*The exercise*: For each line below that includes the word "капитальный", make a copy.

*Supplied material*:
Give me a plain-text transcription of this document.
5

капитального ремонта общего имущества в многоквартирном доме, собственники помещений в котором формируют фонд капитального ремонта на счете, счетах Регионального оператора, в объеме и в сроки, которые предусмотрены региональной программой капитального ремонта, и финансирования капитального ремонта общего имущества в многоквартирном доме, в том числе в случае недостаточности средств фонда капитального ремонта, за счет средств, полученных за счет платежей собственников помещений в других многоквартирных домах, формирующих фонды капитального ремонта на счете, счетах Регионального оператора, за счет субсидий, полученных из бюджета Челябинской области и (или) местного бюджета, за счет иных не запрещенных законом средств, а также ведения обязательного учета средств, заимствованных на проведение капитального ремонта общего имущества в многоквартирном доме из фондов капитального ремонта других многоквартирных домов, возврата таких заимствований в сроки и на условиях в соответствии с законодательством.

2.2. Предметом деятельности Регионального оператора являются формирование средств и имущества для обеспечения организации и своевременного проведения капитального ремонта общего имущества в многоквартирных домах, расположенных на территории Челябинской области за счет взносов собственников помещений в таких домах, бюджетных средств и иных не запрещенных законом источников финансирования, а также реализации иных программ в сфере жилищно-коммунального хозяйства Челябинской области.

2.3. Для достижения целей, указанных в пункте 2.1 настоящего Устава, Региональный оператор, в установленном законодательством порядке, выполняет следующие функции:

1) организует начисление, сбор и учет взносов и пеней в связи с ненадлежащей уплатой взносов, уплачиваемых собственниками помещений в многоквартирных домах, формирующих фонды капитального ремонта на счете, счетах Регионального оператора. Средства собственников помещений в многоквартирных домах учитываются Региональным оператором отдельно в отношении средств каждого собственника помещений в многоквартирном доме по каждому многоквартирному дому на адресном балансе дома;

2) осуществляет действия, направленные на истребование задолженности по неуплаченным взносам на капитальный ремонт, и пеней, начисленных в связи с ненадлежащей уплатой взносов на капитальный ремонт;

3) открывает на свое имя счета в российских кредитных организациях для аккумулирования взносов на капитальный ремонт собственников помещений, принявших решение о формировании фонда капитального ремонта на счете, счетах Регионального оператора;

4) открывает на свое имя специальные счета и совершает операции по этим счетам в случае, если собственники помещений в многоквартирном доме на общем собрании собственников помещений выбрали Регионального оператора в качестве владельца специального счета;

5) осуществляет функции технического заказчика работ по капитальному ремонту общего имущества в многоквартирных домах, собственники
* * *
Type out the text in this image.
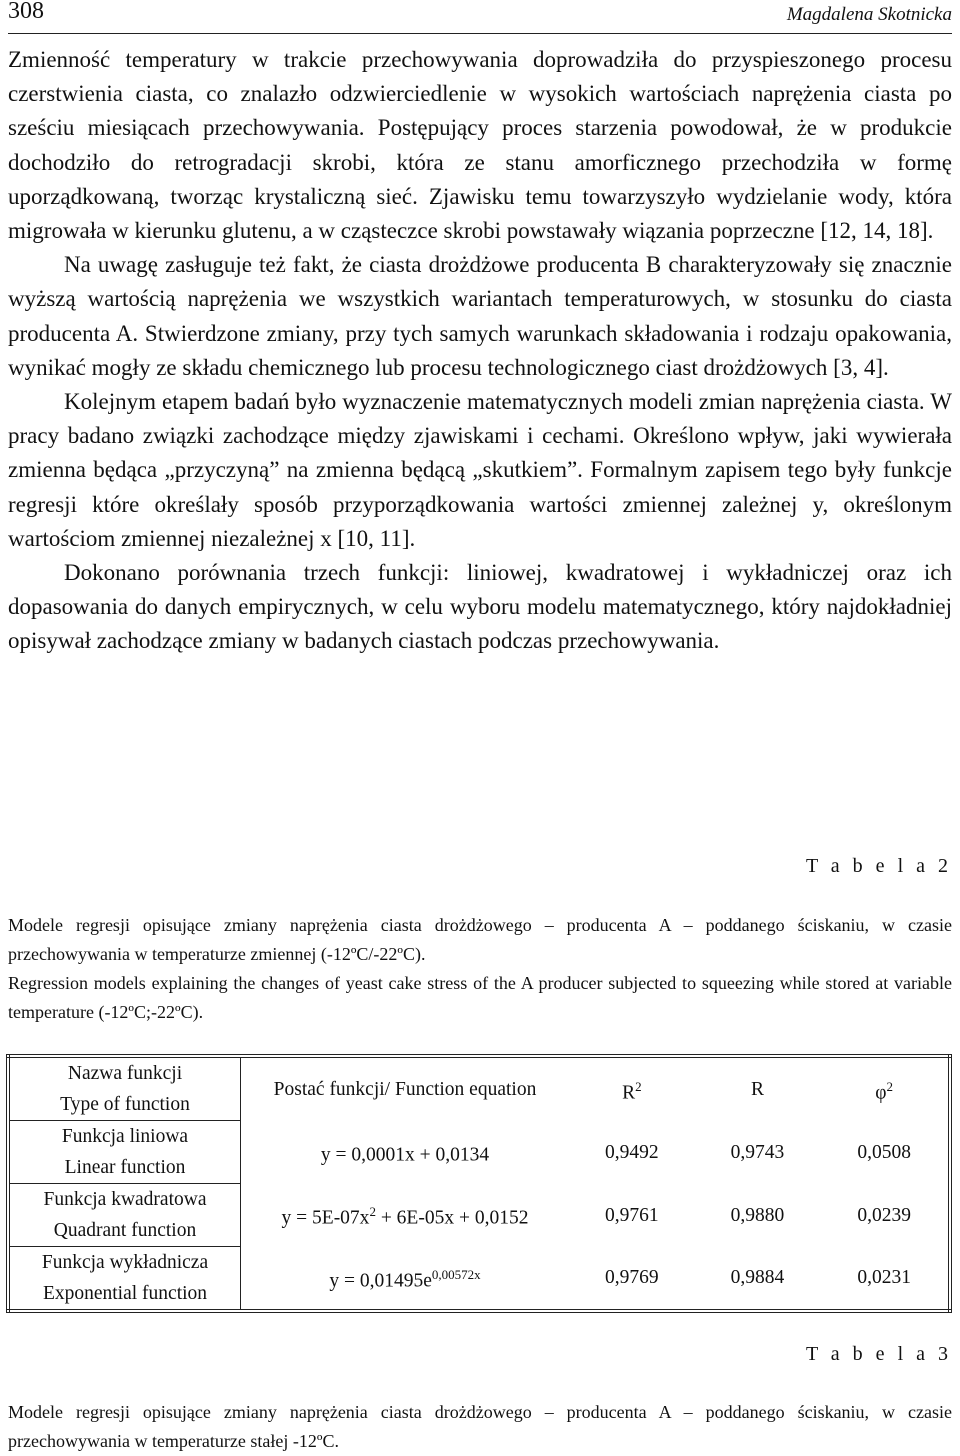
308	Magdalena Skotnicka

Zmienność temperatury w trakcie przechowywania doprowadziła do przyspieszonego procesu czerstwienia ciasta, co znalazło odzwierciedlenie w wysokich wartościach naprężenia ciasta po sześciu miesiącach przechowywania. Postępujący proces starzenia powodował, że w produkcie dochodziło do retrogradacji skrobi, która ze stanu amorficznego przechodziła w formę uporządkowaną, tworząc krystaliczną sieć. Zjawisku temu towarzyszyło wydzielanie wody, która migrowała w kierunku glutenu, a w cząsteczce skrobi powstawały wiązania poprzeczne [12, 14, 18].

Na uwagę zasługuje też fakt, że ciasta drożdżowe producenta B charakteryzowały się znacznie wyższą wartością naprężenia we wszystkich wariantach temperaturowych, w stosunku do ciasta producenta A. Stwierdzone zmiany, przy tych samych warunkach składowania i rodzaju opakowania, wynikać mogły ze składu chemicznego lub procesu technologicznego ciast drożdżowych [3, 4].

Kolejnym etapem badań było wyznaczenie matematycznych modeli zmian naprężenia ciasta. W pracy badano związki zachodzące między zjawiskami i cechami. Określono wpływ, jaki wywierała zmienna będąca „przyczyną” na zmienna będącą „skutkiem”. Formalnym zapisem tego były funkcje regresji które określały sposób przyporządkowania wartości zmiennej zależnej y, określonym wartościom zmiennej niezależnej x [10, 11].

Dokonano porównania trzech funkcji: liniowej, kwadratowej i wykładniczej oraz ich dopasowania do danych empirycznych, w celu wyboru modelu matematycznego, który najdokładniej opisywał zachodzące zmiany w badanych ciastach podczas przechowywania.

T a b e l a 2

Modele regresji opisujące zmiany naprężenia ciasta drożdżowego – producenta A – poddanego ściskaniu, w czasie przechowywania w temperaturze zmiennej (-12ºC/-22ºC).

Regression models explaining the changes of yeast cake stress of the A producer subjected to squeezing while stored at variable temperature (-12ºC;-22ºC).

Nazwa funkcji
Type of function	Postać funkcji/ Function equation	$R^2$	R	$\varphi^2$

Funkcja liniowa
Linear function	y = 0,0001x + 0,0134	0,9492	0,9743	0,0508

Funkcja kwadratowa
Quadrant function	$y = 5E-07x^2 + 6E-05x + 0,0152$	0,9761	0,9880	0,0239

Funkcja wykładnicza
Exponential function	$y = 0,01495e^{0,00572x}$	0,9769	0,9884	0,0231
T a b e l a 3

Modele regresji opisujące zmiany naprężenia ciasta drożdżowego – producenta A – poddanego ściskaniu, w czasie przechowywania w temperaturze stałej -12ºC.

*Correct answer*:
2) осуществляет действия, направленные на истребование задолженности по неуплаченным взносам на капитальный ремонт, и пеней, начисленных в связи с ненадлежащей уплатой взносов на капитальный ремонт;
3) открывает на свое имя счета в российских кредитных организациях для аккумулирования взносов на капитальный ремонт собственников помещений, принявших решение о формировании фонда капитального ремонта на счете, счетах Регионального оператора;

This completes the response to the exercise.